— START —
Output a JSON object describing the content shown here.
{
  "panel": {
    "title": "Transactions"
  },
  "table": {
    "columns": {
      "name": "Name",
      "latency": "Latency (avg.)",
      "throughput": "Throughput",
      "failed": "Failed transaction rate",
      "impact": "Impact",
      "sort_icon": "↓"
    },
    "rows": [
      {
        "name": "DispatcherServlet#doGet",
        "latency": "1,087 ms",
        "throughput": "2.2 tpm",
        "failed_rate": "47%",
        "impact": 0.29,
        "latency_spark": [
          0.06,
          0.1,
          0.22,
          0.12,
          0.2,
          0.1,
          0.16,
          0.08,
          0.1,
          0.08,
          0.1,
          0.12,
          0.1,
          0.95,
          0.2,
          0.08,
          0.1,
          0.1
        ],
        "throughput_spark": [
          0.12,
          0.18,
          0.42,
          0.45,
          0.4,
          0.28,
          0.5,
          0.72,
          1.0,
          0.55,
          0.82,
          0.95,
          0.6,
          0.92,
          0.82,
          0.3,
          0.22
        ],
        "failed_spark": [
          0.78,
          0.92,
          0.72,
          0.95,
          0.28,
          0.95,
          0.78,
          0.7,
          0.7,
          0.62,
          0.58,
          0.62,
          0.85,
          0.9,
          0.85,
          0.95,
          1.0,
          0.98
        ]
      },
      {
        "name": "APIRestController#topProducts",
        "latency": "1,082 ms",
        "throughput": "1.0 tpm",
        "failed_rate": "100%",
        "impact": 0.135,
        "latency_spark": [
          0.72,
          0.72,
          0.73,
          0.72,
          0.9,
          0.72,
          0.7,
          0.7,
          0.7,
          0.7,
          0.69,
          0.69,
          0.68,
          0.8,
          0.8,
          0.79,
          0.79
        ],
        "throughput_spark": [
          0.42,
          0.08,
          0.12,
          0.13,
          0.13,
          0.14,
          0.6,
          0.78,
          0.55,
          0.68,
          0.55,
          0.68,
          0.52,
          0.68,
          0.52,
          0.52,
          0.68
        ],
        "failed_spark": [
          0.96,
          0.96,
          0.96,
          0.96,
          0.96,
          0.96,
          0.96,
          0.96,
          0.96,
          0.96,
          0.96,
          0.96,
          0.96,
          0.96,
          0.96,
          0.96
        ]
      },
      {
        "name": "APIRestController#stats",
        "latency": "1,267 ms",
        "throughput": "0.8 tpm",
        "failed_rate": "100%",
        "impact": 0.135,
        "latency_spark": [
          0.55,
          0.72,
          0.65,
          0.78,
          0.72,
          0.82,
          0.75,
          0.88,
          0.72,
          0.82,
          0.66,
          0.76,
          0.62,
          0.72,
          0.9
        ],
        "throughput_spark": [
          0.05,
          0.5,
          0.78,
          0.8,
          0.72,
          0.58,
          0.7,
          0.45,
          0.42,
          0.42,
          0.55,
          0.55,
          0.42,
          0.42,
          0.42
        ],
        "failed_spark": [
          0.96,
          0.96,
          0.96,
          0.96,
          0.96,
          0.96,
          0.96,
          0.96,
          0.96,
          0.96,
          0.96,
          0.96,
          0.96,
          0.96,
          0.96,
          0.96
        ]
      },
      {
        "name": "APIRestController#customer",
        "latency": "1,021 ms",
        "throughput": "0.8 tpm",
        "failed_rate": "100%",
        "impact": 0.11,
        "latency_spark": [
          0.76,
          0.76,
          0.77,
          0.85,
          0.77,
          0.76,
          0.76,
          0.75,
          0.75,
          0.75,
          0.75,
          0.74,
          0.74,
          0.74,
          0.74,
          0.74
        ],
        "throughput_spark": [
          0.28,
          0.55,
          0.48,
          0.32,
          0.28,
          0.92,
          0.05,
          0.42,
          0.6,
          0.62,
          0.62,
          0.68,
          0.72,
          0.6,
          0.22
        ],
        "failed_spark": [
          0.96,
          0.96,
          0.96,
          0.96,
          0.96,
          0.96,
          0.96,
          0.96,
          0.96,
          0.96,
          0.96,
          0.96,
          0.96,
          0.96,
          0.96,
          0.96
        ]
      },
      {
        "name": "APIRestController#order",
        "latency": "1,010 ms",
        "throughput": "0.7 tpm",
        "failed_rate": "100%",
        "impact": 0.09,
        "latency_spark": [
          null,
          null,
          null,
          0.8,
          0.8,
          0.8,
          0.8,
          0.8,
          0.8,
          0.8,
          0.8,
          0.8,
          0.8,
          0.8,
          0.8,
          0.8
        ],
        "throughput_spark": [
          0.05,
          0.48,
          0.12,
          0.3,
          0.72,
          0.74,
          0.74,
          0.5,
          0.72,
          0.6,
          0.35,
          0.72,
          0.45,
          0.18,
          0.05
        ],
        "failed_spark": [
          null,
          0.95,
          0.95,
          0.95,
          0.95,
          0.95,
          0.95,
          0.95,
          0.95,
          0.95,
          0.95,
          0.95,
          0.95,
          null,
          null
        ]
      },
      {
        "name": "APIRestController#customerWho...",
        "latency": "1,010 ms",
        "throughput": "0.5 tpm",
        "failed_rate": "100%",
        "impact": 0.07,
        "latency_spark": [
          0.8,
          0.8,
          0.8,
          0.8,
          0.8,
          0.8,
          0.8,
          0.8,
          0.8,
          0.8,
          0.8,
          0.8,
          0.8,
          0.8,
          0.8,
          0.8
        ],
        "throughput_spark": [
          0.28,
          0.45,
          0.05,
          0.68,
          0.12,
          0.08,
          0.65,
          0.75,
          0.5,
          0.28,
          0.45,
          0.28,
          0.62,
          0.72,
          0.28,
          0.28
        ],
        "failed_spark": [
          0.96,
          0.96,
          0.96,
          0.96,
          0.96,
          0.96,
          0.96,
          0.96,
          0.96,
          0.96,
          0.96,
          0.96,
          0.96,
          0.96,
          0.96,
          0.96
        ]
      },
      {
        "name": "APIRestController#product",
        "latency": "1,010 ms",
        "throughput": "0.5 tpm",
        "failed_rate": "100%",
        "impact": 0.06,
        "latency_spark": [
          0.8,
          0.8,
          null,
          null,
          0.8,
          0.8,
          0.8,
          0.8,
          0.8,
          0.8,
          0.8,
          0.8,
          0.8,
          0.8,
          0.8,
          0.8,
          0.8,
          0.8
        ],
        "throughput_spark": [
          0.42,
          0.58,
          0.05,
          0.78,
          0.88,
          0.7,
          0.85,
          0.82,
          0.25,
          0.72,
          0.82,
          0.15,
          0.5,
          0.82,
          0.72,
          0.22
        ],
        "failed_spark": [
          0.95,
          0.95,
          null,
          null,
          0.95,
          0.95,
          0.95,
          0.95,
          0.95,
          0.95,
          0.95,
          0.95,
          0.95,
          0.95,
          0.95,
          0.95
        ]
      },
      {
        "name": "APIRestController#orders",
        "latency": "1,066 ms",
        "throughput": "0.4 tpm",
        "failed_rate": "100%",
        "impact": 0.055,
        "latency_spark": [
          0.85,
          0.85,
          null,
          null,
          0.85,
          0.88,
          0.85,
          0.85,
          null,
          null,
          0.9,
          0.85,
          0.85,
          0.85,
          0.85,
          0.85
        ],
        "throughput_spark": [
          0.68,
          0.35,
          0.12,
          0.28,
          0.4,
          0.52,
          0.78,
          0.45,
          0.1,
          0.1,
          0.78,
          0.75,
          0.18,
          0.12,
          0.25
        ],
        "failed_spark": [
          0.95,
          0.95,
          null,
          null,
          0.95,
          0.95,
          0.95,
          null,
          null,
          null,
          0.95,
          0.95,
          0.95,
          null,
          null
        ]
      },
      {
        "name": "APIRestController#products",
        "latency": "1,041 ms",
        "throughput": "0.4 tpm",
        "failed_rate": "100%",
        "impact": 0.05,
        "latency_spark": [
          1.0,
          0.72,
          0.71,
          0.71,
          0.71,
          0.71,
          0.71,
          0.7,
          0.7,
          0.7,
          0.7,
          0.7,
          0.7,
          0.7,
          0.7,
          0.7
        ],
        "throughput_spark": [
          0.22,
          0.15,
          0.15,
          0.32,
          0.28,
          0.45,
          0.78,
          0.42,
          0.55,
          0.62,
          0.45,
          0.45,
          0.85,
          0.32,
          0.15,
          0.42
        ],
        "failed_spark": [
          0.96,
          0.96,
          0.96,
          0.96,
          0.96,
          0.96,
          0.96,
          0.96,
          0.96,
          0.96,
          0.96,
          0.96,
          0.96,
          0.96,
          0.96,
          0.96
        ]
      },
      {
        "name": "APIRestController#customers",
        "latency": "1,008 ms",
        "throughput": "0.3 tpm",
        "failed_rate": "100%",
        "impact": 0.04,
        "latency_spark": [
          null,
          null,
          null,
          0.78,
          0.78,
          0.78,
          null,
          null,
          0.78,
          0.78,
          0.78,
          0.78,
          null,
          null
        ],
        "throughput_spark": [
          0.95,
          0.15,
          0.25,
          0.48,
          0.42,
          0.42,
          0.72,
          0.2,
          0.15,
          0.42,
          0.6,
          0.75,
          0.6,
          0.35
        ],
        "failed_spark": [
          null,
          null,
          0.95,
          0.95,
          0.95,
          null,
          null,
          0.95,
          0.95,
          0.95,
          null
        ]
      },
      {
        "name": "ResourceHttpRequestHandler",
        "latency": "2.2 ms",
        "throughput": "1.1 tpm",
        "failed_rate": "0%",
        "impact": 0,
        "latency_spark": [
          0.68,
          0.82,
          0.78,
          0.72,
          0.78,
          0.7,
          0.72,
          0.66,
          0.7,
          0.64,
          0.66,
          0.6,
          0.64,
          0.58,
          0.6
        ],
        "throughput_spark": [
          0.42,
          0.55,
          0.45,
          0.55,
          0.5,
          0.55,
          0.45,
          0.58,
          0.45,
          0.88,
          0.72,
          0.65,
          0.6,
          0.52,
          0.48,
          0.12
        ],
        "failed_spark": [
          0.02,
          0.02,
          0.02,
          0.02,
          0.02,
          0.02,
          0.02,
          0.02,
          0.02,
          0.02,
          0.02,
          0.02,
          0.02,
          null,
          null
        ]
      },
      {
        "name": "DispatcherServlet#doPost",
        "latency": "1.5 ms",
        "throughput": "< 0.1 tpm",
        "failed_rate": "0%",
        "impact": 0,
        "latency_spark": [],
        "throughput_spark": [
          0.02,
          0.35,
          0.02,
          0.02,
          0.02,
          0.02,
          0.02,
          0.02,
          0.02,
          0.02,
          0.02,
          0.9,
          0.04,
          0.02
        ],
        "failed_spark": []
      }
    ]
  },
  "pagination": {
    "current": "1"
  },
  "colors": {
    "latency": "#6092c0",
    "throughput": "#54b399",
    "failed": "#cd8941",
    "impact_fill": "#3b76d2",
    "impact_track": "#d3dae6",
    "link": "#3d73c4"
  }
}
— END —
- _Problem requirements_: Pull out and copy each line containing the string "DispatcherServlet".

- _Answer to the problem_:
        "name": "DispatcherServlet#doGet",
        "name": "DispatcherServlet#doPost",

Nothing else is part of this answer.